ENTRIES SHOWN:

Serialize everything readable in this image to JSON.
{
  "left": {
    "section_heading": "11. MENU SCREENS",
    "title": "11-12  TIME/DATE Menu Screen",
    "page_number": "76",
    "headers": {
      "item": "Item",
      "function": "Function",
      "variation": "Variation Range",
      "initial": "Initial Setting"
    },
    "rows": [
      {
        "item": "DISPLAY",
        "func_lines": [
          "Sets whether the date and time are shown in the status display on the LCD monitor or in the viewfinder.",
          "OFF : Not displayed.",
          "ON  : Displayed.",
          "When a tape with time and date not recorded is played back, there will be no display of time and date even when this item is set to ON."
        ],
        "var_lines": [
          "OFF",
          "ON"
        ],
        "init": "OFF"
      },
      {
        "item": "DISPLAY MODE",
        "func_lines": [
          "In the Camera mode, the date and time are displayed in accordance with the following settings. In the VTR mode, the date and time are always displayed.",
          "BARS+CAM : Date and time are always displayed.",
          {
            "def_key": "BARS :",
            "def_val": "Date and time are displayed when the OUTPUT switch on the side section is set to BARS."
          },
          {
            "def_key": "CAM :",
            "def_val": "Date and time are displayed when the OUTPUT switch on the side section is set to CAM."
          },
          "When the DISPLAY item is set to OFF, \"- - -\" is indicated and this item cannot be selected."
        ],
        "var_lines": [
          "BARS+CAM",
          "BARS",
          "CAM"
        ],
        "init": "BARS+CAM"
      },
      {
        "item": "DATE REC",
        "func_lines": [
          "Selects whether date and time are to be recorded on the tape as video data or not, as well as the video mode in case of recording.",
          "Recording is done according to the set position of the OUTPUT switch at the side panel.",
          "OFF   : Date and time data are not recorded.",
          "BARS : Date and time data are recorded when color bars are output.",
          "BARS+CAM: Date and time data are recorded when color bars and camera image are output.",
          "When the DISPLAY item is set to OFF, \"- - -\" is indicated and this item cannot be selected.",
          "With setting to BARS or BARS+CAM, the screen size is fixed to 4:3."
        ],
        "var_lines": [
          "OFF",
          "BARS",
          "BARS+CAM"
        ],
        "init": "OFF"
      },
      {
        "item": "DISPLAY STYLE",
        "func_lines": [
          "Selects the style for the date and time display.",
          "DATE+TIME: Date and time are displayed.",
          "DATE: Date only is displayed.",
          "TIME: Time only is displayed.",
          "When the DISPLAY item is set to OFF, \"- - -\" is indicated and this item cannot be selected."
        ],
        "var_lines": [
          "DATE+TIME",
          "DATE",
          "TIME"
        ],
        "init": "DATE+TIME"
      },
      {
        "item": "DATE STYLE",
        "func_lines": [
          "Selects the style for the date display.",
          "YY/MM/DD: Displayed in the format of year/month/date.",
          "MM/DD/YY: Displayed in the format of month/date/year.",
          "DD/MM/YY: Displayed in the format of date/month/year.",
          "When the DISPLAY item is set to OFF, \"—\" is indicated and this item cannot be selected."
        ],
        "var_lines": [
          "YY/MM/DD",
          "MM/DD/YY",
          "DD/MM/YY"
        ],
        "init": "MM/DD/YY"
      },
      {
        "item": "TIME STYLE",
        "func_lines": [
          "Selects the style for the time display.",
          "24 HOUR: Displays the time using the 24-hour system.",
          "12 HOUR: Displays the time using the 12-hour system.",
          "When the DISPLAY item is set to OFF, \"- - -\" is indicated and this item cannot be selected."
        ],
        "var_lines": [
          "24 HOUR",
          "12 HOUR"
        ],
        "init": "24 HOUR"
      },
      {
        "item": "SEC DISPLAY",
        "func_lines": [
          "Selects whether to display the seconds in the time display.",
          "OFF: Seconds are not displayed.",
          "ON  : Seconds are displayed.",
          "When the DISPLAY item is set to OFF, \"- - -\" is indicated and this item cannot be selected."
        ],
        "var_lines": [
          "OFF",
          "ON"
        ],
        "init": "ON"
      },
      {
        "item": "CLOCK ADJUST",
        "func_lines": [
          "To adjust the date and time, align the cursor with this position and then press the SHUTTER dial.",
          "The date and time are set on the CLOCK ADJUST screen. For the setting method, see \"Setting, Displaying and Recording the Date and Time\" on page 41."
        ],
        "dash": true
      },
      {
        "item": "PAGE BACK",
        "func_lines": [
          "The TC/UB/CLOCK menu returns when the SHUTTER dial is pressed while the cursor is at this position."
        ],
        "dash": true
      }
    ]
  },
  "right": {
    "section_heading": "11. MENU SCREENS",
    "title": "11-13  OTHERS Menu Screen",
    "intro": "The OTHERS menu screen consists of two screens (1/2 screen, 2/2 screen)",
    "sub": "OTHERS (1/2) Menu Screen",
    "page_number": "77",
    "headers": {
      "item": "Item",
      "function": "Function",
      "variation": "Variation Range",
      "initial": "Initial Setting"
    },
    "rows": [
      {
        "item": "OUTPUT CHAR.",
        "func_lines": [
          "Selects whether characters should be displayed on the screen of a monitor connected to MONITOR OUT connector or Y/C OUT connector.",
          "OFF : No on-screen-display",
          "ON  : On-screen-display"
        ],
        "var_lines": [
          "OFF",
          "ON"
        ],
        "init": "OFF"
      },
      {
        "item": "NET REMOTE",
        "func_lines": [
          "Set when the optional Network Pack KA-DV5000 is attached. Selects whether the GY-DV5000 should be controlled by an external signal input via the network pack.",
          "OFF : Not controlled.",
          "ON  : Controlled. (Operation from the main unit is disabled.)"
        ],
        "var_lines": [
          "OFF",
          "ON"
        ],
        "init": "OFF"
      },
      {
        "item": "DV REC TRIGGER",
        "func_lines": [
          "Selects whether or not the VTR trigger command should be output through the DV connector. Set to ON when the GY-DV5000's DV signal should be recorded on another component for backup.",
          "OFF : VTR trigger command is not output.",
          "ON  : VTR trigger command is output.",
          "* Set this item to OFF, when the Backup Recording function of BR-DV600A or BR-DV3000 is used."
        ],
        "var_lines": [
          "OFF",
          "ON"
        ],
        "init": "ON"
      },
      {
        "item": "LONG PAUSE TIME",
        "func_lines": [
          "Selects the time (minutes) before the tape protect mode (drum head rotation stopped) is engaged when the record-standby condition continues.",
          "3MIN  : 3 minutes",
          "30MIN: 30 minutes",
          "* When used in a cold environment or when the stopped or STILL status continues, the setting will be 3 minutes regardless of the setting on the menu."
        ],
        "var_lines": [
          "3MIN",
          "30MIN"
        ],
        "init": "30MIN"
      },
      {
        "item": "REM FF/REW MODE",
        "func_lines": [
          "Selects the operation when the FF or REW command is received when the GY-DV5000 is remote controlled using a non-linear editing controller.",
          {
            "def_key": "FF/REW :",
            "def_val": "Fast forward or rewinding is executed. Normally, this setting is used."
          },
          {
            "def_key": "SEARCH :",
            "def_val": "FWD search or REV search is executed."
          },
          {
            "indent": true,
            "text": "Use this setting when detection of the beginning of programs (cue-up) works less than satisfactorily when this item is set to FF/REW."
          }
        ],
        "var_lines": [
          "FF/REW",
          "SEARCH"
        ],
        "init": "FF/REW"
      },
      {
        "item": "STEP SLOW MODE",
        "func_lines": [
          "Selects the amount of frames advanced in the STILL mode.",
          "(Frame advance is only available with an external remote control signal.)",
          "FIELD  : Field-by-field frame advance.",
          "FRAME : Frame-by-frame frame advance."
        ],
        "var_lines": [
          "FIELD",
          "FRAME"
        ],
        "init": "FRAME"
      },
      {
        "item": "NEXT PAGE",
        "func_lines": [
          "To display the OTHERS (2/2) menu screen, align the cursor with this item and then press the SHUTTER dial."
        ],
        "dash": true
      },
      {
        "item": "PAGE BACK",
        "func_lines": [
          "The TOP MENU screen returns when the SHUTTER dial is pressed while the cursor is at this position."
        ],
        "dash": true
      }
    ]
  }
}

TASK PROMPT: Give every line of the material again, exactly as it reads.

RESULT OF THE EXERCISE:
Serialize everything readable in this image to JSON.
{
  "left": {
    "section_heading": "11. MENU SCREENS",
    "title": "11-12  TIME/DATE Menu Screen",
    "page_number": "76",
    "headers": {
      "item": "Item",
      "function": "Function",
      "variation": "Variation Range",
      "initial": "Initial Setting"
    },
    "rows": [
      {
        "item": "DISPLAY",
        "func_lines": [
          "Sets whether the date and time are shown in the status display on the LCD monitor or in the viewfinder.",
          "OFF : Not displayed.",
          "ON  : Displayed.",
          "When a tape with time and date not recorded is played back, there will be no display of time and date even when this item is set to ON."
        ],
        "var_lines": [
          "OFF",
          "ON"
        ],
        "init": "OFF"
      },
      {
        "item": "DISPLAY MODE",
        "func_lines": [
          "In the Camera mode, the date and time are displayed in accordance with the following settings. In the VTR mode, the date and time are always displayed.",
          "BARS+CAM : Date and time are always displayed.",
          {
            "def_key": "BARS :",
            "def_val": "Date and time are displayed when the OUTPUT switch on the side section is set to BARS."
          },
          {
            "def_key": "CAM :",
            "def_val": "Date and time are displayed when the OUTPUT switch on the side section is set to CAM."
          },
          "When the DISPLAY item is set to OFF, \"- - -\" is indicated and this item cannot be selected."
        ],
        "var_lines": [
          "BARS+CAM",
          "BARS",
          "CAM"
        ],
        "init": "BARS+CAM"
      },
      {
        "item": "DATE REC",
        "func_lines": [
          "Selects whether date and time are to be recorded on the tape as video data or not, as well as the video mode in case of recording.",
          "Recording is done according to the set position of the OUTPUT switch at the side panel.",
          "OFF   : Date and time data are not recorded.",
          "BARS : Date and time data are recorded when color bars are output.",
          "BARS+CAM: Date and time data are recorded when color bars and camera image are output.",
          "When the DISPLAY item is set to OFF, \"- - -\" is indicated and this item cannot be selected.",
          "With setting to BARS or BARS+CAM, the screen size is fixed to 4:3."
        ],
        "var_lines": [
          "OFF",
          "BARS",
          "BARS+CAM"
        ],
        "init": "OFF"
      },
      {
        "item": "DISPLAY STYLE",
        "func_lines": [
          "Selects the style for the date and time display.",
          "DATE+TIME: Date and time are displayed.",
          "DATE: Date only is displayed.",
          "TIME: Time only is displayed.",
          "When the DISPLAY item is set to OFF, \"- - -\" is indicated and this item cannot be selected."
        ],
        "var_lines": [
          "DATE+TIME",
          "DATE",
          "TIME"
        ],
        "init": "DATE+TIME"
      },
      {
        "item": "DATE STYLE",
        "func_lines": [
          "Selects the style for the date display.",
          "YY/MM/DD: Displayed in the format of year/month/date.",
          "MM/DD/YY: Displayed in the format of month/date/year.",
          "DD/MM/YY: Displayed in the format of date/month/year.",
          "When the DISPLAY item is set to OFF, \"—\" is indicated and this item cannot be selected."
        ],
        "var_lines": [
          "YY/MM/DD",
          "MM/DD/YY",
          "DD/MM/YY"
        ],
        "init": "MM/DD/YY"
      },
      {
        "item": "TIME STYLE",
        "func_lines": [
          "Selects the style for the time display.",
          "24 HOUR: Displays the time using the 24-hour system.",
          "12 HOUR: Displays the time using the 12-hour system.",
          "When the DISPLAY item is set to OFF, \"- - -\" is indicated and this item cannot be selected."
        ],
        "var_lines": [
          "24 HOUR",
          "12 HOUR"
        ],
        "init": "24 HOUR"
      },
      {
        "item": "SEC DISPLAY",
        "func_lines": [
          "Selects whether to display the seconds in the time display.",
          "OFF: Seconds are not displayed.",
          "ON  : Seconds are displayed.",
          "When the DISPLAY item is set to OFF, \"- - -\" is indicated and this item cannot be selected."
        ],
        "var_lines": [
          "OFF",
          "ON"
        ],
        "init": "ON"
      },
      {
        "item": "CLOCK ADJUST",
        "func_lines": [
          "To adjust the date and time, align the cursor with this position and then press the SHUTTER dial.",
          "The date and time are set on the CLOCK ADJUST screen. For the setting method, see \"Setting, Displaying and Recording the Date and Time\" on page 41."
        ],
        "dash": true
      },
      {
        "item": "PAGE BACK",
        "func_lines": [
          "The TC/UB/CLOCK menu returns when the SHUTTER dial is pressed while the cursor is at this position."
        ],
        "dash": true
      }
    ]
  },
  "right": {
    "section_heading": "11. MENU SCREENS",
    "title": "11-13  OTHERS Menu Screen",
    "intro": "The OTHERS menu screen consists of two screens (1/2 screen, 2/2 screen)",
    "sub": "OTHERS (1/2) Menu Screen",
    "page_number": "77",
    "headers": {
      "item": "Item",
      "function": "Function",
      "variation": "Variation Range",
      "initial": "Initial Setting"
    },
    "rows": [
      {
        "item": "OUTPUT CHAR.",
        "func_lines": [
          "Selects whether characters should be displayed on the screen of a monitor connected to MONITOR OUT connector or Y/C OUT connector.",
          "OFF : No on-screen-display",
          "ON  : On-screen-display"
        ],
        "var_lines": [
          "OFF",
          "ON"
        ],
        "init": "OFF"
      },
      {
        "item": "NET REMOTE",
        "func_lines": [
          "Set when the optional Network Pack KA-DV5000 is attached. Selects whether the GY-DV5000 should be controlled by an external signal input via the network pack.",
          "OFF : Not controlled.",
          "ON  : Controlled. (Operation from the main unit is disabled.)"
        ],
        "var_lines": [
          "OFF",
          "ON"
        ],
        "init": "OFF"
      },
      {
        "item": "DV REC TRIGGER",
        "func_lines": [
          "Selects whether or not the VTR trigger command should be output through the DV connector. Set to ON when the GY-DV5000's DV signal should be recorded on another component for backup.",
          "OFF : VTR trigger command is not output.",
          "ON  : VTR trigger command is output.",
          "* Set this item to OFF, when the Backup Recording function of BR-DV600A or BR-DV3000 is used."
        ],
        "var_lines": [
          "OFF",
          "ON"
        ],
        "init": "ON"
      },
      {
        "item": "LONG PAUSE TIME",
        "func_lines": [
          "Selects the time (minutes) before the tape protect mode (drum head rotation stopped) is engaged when the record-standby condition continues.",
          "3MIN  : 3 minutes",
          "30MIN: 30 minutes",
          "* When used in a cold environment or when the stopped or STILL status continues, the setting will be 3 minutes regardless of the setting on the menu."
        ],
        "var_lines": [
          "3MIN",
          "30MIN"
        ],
        "init": "30MIN"
      },
      {
        "item": "REM FF/REW MODE",
        "func_lines": [
          "Selects the operation when the FF or REW command is received when the GY-DV5000 is remote controlled using a non-linear editing controller.",
          {
            "def_key": "FF/REW :",
            "def_val": "Fast forward or rewinding is executed. Normally, this setting is used."
          },
          {
            "def_key": "SEARCH :",
            "def_val": "FWD search or REV search is executed."
          },
          {
            "indent": true,
            "text": "Use this setting when detection of the beginning of programs (cue-up) works less than satisfactorily when this item is set to FF/REW."
          }
        ],
        "var_lines": [
          "FF/REW",
          "SEARCH"
        ],
        "init": "FF/REW"
      },
      {
        "item": "STEP SLOW MODE",
        "func_lines": [
          "Selects the amount of frames advanced in the STILL mode.",
          "(Frame advance is only available with an external remote control signal.)",
          "FIELD  : Field-by-field frame advance.",
          "FRAME : Frame-by-frame frame advance."
        ],
        "var_lines": [
          "FIELD",
          "FRAME"
        ],
        "init": "FRAME"
      },
      {
        "item": "NEXT PAGE",
        "func_lines": [
          "To display the OTHERS (2/2) menu screen, align the cursor with this item and then press the SHUTTER dial."
        ],
        "dash": true
      },
      {
        "item": "PAGE BACK",
        "func_lines": [
          "The TOP MENU screen returns when the SHUTTER dial is pressed while the cursor is at this position."
        ],
        "dash": true
      }
    ]
  }
}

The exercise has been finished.